#### Data supplied

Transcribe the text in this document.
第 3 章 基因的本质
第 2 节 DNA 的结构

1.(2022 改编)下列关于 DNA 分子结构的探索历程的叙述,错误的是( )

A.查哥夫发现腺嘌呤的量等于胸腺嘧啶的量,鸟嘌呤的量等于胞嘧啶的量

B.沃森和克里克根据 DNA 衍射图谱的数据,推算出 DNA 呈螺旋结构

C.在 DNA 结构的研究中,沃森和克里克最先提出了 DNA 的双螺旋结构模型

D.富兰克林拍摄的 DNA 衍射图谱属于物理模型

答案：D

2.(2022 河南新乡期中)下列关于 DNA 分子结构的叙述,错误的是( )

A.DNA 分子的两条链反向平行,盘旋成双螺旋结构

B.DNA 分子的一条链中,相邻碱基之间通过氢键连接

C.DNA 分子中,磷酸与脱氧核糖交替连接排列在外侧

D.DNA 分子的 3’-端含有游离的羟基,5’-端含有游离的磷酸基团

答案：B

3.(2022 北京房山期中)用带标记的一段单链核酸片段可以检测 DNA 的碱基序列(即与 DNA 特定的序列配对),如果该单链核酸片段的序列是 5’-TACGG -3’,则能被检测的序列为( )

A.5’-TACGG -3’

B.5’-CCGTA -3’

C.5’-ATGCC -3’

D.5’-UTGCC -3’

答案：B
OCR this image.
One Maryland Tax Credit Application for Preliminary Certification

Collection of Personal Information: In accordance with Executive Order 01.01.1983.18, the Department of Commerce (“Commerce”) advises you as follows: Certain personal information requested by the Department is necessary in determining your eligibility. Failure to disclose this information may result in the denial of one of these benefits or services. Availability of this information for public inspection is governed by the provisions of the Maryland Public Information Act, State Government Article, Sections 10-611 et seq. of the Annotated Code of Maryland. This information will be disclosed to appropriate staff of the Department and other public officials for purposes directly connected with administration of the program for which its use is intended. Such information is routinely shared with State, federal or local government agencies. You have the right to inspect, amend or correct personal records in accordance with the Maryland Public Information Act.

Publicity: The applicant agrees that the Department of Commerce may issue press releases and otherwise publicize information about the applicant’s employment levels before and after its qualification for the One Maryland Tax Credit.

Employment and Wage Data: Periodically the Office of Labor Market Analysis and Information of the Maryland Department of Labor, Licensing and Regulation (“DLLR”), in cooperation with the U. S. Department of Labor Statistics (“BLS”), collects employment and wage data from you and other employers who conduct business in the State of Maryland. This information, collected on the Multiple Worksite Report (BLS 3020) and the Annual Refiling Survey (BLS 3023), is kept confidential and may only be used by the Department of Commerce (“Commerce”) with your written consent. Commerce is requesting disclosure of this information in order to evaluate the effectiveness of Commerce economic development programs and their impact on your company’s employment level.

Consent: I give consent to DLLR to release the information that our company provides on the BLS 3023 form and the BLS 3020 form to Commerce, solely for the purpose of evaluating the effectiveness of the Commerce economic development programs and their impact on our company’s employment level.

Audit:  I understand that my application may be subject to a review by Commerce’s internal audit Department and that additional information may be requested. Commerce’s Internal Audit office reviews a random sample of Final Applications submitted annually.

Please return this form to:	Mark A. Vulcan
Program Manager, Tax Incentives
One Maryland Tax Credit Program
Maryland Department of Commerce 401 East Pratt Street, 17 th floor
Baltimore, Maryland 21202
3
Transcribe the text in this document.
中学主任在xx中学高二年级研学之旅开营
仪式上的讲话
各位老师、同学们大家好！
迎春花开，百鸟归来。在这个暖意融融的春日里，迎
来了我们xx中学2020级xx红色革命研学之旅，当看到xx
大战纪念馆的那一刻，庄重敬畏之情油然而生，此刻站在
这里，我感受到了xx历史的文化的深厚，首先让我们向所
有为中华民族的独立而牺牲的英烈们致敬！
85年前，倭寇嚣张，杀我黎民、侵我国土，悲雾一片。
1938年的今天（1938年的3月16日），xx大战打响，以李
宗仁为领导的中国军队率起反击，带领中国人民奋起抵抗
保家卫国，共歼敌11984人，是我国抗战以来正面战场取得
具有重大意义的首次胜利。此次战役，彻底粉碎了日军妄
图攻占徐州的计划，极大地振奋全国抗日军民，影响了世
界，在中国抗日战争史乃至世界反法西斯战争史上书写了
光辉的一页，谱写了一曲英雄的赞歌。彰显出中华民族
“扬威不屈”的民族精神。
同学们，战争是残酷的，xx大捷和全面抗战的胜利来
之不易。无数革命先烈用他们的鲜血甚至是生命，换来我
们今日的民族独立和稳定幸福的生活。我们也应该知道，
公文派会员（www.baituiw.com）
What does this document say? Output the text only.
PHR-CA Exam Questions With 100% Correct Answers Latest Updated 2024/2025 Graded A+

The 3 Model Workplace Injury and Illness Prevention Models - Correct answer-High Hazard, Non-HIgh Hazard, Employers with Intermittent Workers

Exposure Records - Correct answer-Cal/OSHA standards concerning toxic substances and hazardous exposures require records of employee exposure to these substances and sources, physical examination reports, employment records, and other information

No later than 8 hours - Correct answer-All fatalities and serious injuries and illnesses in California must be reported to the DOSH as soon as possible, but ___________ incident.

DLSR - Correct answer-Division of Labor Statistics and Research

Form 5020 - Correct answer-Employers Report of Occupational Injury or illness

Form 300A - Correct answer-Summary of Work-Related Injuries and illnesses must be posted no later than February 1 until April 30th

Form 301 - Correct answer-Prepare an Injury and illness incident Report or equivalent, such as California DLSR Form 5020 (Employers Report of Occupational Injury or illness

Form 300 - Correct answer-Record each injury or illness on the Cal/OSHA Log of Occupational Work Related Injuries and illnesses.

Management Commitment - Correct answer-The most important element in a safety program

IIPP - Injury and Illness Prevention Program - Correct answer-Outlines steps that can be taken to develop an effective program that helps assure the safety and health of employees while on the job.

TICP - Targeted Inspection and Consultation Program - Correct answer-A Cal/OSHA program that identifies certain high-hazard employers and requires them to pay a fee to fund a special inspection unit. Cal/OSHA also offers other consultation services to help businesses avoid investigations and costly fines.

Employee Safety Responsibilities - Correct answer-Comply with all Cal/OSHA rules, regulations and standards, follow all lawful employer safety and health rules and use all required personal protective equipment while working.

########

Return the material in full, exactly as shown.

Transcribe the text in this document.
第 3 章 基因的本质
第 2 节 DNA 的结构

1.(2022 改编)下列关于 DNA 分子结构的探索历程的叙述,错误的是( )

A.查哥夫发现腺嘌呤的量等于胸腺嘧啶的量,鸟嘌呤的量等于胞嘧啶的量

B.沃森和克里克根据 DNA 衍射图谱的数据,推算出 DNA 呈螺旋结构

C.在 DNA 结构的研究中,沃森和克里克最先提出了 DNA 的双螺旋结构模型

D.富兰克林拍摄的 DNA 衍射图谱属于物理模型

答案：D

2.(2022 河南新乡期中)下列关于 DNA 分子结构的叙述,错误的是( )

A.DNA 分子的两条链反向平行,盘旋成双螺旋结构

B.DNA 分子的一条链中,相邻碱基之间通过氢键连接

C.DNA 分子中,磷酸与脱氧核糖交替连接排列在外侧

D.DNA 分子的 3’-端含有游离的羟基,5’-端含有游离的磷酸基团

答案：B

3.(2022 北京房山期中)用带标记的一段单链核酸片段可以检测 DNA 的碱基序列(即与 DNA 特定的序列配对),如果该单链核酸片段的序列是 5’-TACGG -3’,则能被检测的序列为( )

A.5’-TACGG -3’

B.5’-CCGTA -3’

C.5’-ATGCC -3’

D.5’-UTGCC -3’

答案：B
OCR this image.
One Maryland Tax Credit Application for Preliminary Certification

Collection of Personal Information: In accordance with Executive Order 01.01.1983.18, the Department of Commerce (“Commerce”) advises you as follows: Certain personal information requested by the Department is necessary in determining your eligibility. Failure to disclose this information may result in the denial of one of these benefits or services. Availability of this information for public inspection is governed by the provisions of the Maryland Public Information Act, State Government Article, Sections 10-611 et seq. of the Annotated Code of Maryland. This information will be disclosed to appropriate staff of the Department and other public officials for purposes directly connected with administration of the program for which its use is intended. Such information is routinely shared with State, federal or local government agencies. You have the right to inspect, amend or correct personal records in accordance with the Maryland Public Information Act.

Publicity: The applicant agrees that the Department of Commerce may issue press releases and otherwise publicize information about the applicant’s employment levels before and after its qualification for the One Maryland Tax Credit.

Employment and Wage Data: Periodically the Office of Labor Market Analysis and Information of the Maryland Department of Labor, Licensing and Regulation (“DLLR”), in cooperation with the U. S. Department of Labor Statistics (“BLS”), collects employment and wage data from you and other employers who conduct business in the State of Maryland. This information, collected on the Multiple Worksite Report (BLS 3020) and the Annual Refiling Survey (BLS 3023), is kept confidential and may only be used by the Department of Commerce (“Commerce”) with your written consent. Commerce is requesting disclosure of this information in order to evaluate the effectiveness of Commerce economic development programs and their impact on your company’s employment level.

Consent: I give consent to DLLR to release the information that our company provides on the BLS 3023 form and the BLS 3020 form to Commerce, solely for the purpose of evaluating the effectiveness of the Commerce economic development programs and their impact on our company’s employment level.

Audit:  I understand that my application may be subject to a review by Commerce’s internal audit Department and that additional information may be requested. Commerce’s Internal Audit office reviews a random sample of Final Applications submitted annually.

Please return this form to:	Mark A. Vulcan
Program Manager, Tax Incentives
One Maryland Tax Credit Program
Maryland Department of Commerce 401 East Pratt Street, 17 th floor
Baltimore, Maryland 21202
3
Transcribe the text in this document.
中学主任在xx中学高二年级研学之旅开营
仪式上的讲话
各位老师、同学们大家好！
迎春花开，百鸟归来。在这个暖意融融的春日里，迎
来了我们xx中学2020级xx红色革命研学之旅，当看到xx
大战纪念馆的那一刻，庄重敬畏之情油然而生，此刻站在
这里，我感受到了xx历史的文化的深厚，首先让我们向所
有为中华民族的独立而牺牲的英烈们致敬！
85年前，倭寇嚣张，杀我黎民、侵我国土，悲雾一片。
1938年的今天（1938年的3月16日），xx大战打响，以李
宗仁为领导的中国军队率起反击，带领中国人民奋起抵抗
保家卫国，共歼敌11984人，是我国抗战以来正面战场取得
具有重大意义的首次胜利。此次战役，彻底粉碎了日军妄
图攻占徐州的计划，极大地振奋全国抗日军民，影响了世
界，在中国抗日战争史乃至世界反法西斯战争史上书写了
光辉的一页，谱写了一曲英雄的赞歌。彰显出中华民族
“扬威不屈”的民族精神。
同学们，战争是残酷的，xx大捷和全面抗战的胜利来
之不易。无数革命先烈用他们的鲜血甚至是生命，换来我
们今日的民族独立和稳定幸福的生活。我们也应该知道，
公文派会员（www.baituiw.com）
What does this document say? Output the text only.
PHR-CA Exam Questions With 100% Correct Answers Latest Updated 2024/2025 Graded A+

The 3 Model Workplace Injury and Illness Prevention Models - Correct answer-High Hazard, Non-HIgh Hazard, Employers with Intermittent Workers

Exposure Records - Correct answer-Cal/OSHA standards concerning toxic substances and hazardous exposures require records of employee exposure to these substances and sources, physical examination reports, employment records, and other information

No later than 8 hours - Correct answer-All fatalities and serious injuries and illnesses in California must be reported to the DOSH as soon as possible, but ___________ incident.

DLSR - Correct answer-Division of Labor Statistics and Research

Form 5020 - Correct answer-Employers Report of Occupational Injury or illness

Form 300A - Correct answer-Summary of Work-Related Injuries and illnesses must be posted no later than February 1 until April 30th

Form 301 - Correct answer-Prepare an Injury and illness incident Report or equivalent, such as California DLSR Form 5020 (Employers Report of Occupational Injury or illness

Form 300 - Correct answer-Record each injury or illness on the Cal/OSHA Log of Occupational Work Related Injuries and illnesses.

Management Commitment - Correct answer-The most important element in a safety program

IIPP - Injury and Illness Prevention Program - Correct answer-Outlines steps that can be taken to develop an effective program that helps assure the safety and health of employees while on the job.

TICP - Targeted Inspection and Consultation Program - Correct answer-A Cal/OSHA program that identifies certain high-hazard employers and requires them to pay a fee to fund a special inspection unit. Cal/OSHA also offers other consultation services to help businesses avoid investigations and costly fines.

Employee Safety Responsibilities - Correct answer-Comply with all Cal/OSHA rules, regulations and standards, follow all lawful employer safety and health rules and use all required personal protective equipment while working.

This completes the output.